-- Begin Reading passage --
You very specifically have to vet them for what in their life requires part-time, and what in their life keeps them motivated to stay part-time. Otherwise, if they take your part-time gig just to get some cash in the door, while they are still looking for full-time. We are talking 90 days and they are out the door and that’s just a huge waste of cash and time.

You are an expert. You see all of the pitfalls that if we are not experts, we are not going to see those pitfalls. We can’t head them off in the past and that’s what you do for them. Here’s my question. You heard my story at the beginning with my boss that should never have been a boss, clearly. Do you have to be a heartless, ogre, and jerk to get the results? He was abusive. We’d get in the car and I’d be like, “Go ahead and go scream. I’m ready.” I used to think people driving by because he’d be screaming. I could see the veins. I’m like, “Do people see this?” I’m looking out the window, he’s a moron and he is yelling at me. I’m not learning anything from being yelled at. Do you have to approach business that way and treat employees mean to get crap done?
-- End Reading passage --
-- Begin Rows --
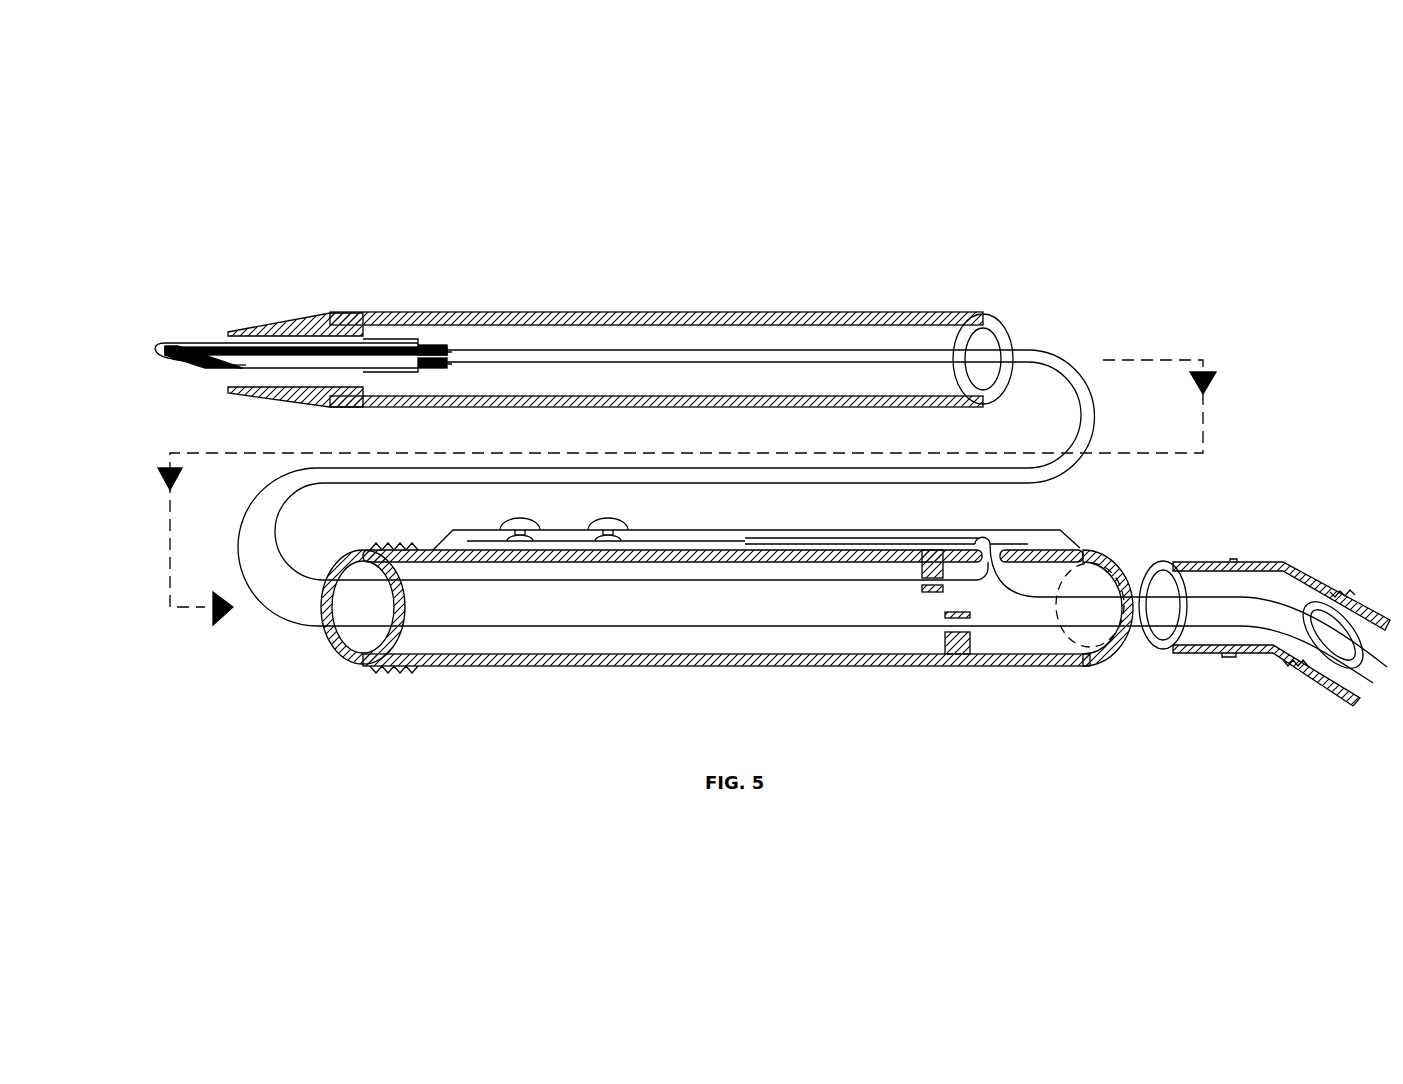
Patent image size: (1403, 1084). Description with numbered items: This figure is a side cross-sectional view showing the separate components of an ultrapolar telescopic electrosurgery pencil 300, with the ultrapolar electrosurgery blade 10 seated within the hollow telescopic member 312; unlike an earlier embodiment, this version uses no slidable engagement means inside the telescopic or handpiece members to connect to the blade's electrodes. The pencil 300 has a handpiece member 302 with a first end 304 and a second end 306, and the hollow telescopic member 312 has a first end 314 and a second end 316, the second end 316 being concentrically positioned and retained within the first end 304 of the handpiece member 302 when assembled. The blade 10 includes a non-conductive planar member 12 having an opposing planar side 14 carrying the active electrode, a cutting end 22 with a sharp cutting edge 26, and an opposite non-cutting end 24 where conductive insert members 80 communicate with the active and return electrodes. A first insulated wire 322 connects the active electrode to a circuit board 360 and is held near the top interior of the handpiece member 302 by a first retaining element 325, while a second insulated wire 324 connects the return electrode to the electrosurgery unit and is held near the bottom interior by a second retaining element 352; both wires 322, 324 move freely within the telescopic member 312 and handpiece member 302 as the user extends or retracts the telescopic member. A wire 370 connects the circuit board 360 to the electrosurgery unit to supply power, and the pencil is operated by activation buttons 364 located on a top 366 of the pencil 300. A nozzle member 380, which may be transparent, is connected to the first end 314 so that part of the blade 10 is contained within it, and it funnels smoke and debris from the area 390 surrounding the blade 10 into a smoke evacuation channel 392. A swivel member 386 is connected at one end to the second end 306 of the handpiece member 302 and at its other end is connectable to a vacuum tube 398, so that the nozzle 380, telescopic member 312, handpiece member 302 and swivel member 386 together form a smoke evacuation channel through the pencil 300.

The ultrapolar telescopic electrosurgery pencil 300 is at (668, 254).
The ultrapolar electrosurgery blade 10 is at (157, 338).
The non-conductive planar member 12 is at (210, 366).
The opposing planar side 14 is at (240, 357).
The cutting end 22 is at (150, 358).
The non-cutting end 24 is at (449, 352).
The sharp cutting edge 26 is at (175, 375).
The conductive insert members 80 is at (426, 345).
The handpiece member 302 is at (760, 667).
The first end of handpiece member 304 is at (338, 648).
The second end of handpiece member 306 is at (1120, 646).
The hollow telescopic member 312 is at (552, 312).
The first end of hollow telescopic member 314 is at (331, 404).
The second end of hollow telescopic member 316 is at (993, 336).
The first insulated wire 322 is at (763, 348).
The second insulated wire 324 is at (627, 365).
The first retaining element 325 is at (932, 582).
The second retaining element 352 is at (955, 650).
The circuit board 360 is at (688, 545).
The activation buttons 364 is at (610, 518).
The top of electrosurgery pencil 366 is at (793, 530).
The wire 370 is at (1080, 598).
The nozzle member 380 is at (277, 330).
The swivel member 386 is at (1200, 562).
The area within nozzle surrounding blade 390 is at (280, 377).
The smoke evacuation channel 392 is at (760, 378).
The vacuum tube 398 is at (1310, 680).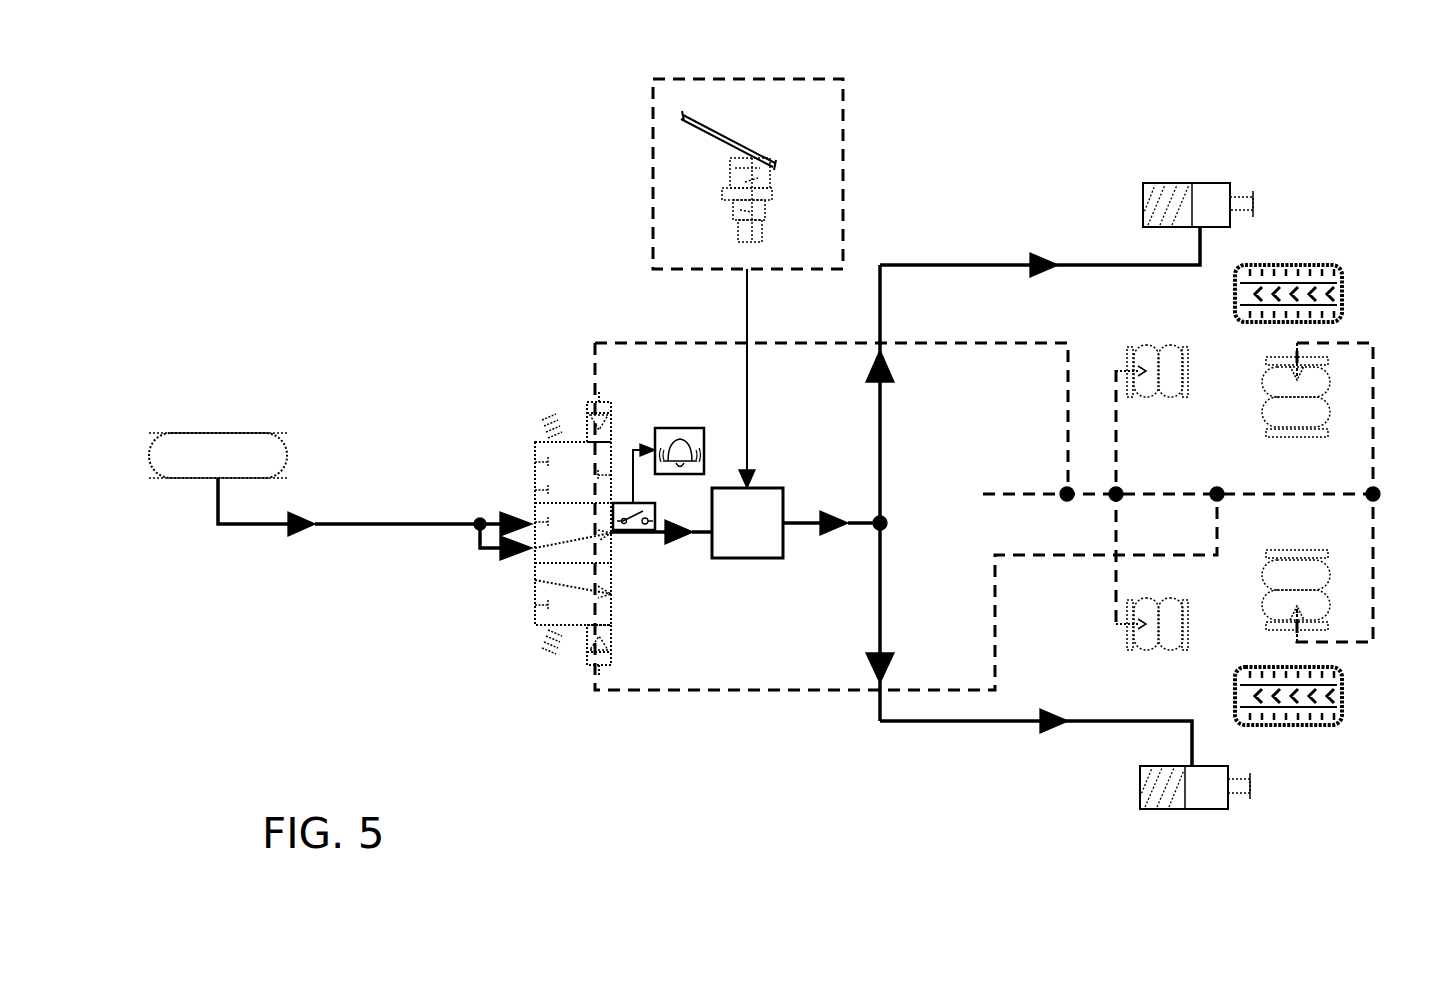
-- End Rows --
*Actions to take*:
a) Rewrite the transcript between "You are an expert." and "get crap done?", inclusive, changing "moron" to "fool".
b) In the transcript, how long does a part-time hire who is still looking for full-time work stay before leaving?
c) Can you shorten the transcript's paragraph beginning "You very specifically have to vet them" while keeping its main facts?

*Final answers*:
a)
You are an expert. You see all of the pitfalls that if we are not experts, we are not going to see those pitfalls. We can’t head them off in the past and that’s what you do for them. Here’s my question. You heard my story at the beginning with my boss that should never have been a boss, clearly. Do you have to be a heartless, ogre, and jerk to get the results? He was abusive. We’d get in the car and I’d be like, “Go ahead and go scream. I’m ready.” I used to think people driving by because he’d be screaming. I could see the veins. I’m like, “Do people see this?” I’m looking out the window, he’s a fool and he is yelling at me. I’m not learning anything from being yelled at. Do you have to approach business that way and treat employees mean to get crap done?

b) About 90 days.

c) Vet part-time candidates for what in their life requires part-time work and what keeps them motivated to stay part-time. Otherwise, someone who takes the job only for cash while still looking for full-time work will leave within about 90 days, a huge waste of money and time.